Mediale Monokultur
Dieser Teil des Newsletters schien mir gestern, als die Wagners auf Moskau zurollten, überholt. Nun liefere ich ihn aber gerne nach.
Am vergangenen Donnerstag verdüsterte sich das Wetter plötzlich, auf allen Kanälen wurde vor Sturm und sogar Tornado gewarnt. Ich hatte Seminar an der Uni Mainz und alles, was ich an wetterfesten Sachen besitze, eingepackt. Notfalls hätte ich mich in einen Froschmann verwandelt. Es kam dann aber anders, bloss ein heftiger Sommerregen. Für Medien ist das eine Abwägungssache, denn genau weiß kaum jemand, wie sich das Wetter an welchem Ort manifestiert. Im Zweifelsfall wird also gewarnt, dann kommen die roten Banner und Alarmzeichen. Alle schaukeln sich hoch. Bleibt die Sintflut aus, sind die Konsequenzen nicht so schlimm wie im umgekehrten Fall, wenn Menschen vom Unwetter überrascht werden. Aber das häufige Warnungen, der Daueralarm fordern auch einen Preis: Die Aufmerksamkeit lässt nach, die Leute sind genervt und wenden sich von den Medien ab.

» In einem Datensatz aufgeführte Einträge
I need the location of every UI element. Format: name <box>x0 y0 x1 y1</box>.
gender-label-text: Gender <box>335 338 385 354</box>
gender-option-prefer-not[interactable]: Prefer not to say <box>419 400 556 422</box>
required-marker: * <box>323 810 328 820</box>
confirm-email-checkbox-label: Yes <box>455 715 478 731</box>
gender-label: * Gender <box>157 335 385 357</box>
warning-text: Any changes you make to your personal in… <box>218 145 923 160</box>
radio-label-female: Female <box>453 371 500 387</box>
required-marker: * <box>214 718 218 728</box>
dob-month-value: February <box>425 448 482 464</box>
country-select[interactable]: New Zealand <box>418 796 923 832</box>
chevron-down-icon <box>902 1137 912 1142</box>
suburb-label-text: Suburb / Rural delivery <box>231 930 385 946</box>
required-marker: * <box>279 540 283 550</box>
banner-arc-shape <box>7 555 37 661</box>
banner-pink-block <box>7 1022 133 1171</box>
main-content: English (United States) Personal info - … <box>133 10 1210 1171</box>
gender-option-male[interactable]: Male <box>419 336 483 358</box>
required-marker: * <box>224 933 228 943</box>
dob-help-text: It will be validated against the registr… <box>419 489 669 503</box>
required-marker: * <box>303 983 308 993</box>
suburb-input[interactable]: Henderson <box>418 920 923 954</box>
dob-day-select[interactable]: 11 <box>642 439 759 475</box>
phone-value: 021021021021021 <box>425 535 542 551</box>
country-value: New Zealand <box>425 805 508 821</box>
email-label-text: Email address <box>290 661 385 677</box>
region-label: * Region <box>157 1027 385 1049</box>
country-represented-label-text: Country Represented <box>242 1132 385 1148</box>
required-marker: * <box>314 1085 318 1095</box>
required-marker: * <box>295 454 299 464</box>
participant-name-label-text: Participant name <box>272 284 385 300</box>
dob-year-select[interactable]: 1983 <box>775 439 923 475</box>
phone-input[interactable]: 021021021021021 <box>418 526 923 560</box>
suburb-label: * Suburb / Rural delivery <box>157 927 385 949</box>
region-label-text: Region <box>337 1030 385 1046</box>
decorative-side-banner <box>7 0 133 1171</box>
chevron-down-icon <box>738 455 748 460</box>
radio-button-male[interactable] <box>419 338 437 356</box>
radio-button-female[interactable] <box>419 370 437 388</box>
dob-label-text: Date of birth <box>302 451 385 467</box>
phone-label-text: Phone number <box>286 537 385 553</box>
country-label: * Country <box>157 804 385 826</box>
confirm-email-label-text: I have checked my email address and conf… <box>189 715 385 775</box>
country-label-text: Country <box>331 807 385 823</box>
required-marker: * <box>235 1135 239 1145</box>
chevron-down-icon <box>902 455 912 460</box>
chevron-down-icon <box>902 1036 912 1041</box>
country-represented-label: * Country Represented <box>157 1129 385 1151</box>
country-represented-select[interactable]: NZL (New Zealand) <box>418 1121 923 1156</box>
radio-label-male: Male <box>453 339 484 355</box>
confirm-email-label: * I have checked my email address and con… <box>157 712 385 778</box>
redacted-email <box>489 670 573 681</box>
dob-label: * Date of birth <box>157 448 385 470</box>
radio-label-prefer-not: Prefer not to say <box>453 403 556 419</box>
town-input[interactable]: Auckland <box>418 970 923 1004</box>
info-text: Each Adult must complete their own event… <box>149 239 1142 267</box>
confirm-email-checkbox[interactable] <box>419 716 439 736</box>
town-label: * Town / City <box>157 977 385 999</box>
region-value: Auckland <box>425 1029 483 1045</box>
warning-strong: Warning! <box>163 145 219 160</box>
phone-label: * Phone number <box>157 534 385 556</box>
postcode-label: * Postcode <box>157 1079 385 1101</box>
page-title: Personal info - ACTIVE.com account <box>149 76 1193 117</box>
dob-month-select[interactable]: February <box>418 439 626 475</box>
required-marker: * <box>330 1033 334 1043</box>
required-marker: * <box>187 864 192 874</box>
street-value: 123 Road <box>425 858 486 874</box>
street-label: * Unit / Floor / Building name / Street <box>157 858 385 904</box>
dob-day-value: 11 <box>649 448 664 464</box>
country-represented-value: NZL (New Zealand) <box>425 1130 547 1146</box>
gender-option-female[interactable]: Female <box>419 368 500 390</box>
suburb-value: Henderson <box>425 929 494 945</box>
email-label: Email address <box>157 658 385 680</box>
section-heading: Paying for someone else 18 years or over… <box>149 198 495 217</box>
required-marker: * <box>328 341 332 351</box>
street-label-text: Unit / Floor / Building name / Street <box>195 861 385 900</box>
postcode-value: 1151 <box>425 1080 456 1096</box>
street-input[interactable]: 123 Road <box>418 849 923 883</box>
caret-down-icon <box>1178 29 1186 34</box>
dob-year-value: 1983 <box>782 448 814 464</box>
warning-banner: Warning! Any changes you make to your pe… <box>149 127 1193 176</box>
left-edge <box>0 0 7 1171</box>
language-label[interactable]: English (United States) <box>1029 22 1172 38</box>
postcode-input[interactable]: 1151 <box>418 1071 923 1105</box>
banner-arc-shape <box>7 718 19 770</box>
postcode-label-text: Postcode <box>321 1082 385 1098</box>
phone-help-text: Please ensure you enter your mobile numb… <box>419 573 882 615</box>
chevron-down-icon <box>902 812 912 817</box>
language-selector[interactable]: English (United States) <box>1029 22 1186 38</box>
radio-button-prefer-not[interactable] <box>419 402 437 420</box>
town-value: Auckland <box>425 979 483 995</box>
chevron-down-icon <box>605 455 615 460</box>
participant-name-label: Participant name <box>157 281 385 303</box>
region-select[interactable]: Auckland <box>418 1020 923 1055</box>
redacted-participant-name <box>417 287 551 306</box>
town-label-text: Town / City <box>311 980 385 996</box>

» Zu erledigen
[1] Welche Folgen häufiger Warnungen und des Daueralarms nennt der Textauszug?
[2] Beantworte die Fragen zum Textauszug:
(a) Wann schien dieser Teil des Newsletters überholt?
(b) Wovor wurde am vergangenen Donnerstag auf allen Kanälen gewarnt?
(c) Was kam an jenem Donnerstag dann tatsächlich?
Die Daten werden hier nicht gebraucht.

» Lösungen
[1]
- Die Aufmerksamkeit lässt nach.
- Die Leute sind genervt.
- Die Leute wenden sich von den Medien ab.

[2]
(a) Gestern, als die Wagners auf Moskau zurollten.
(b) Vor Sturm und sogar Tornado.
(c) Ein heftiger Sommerregen.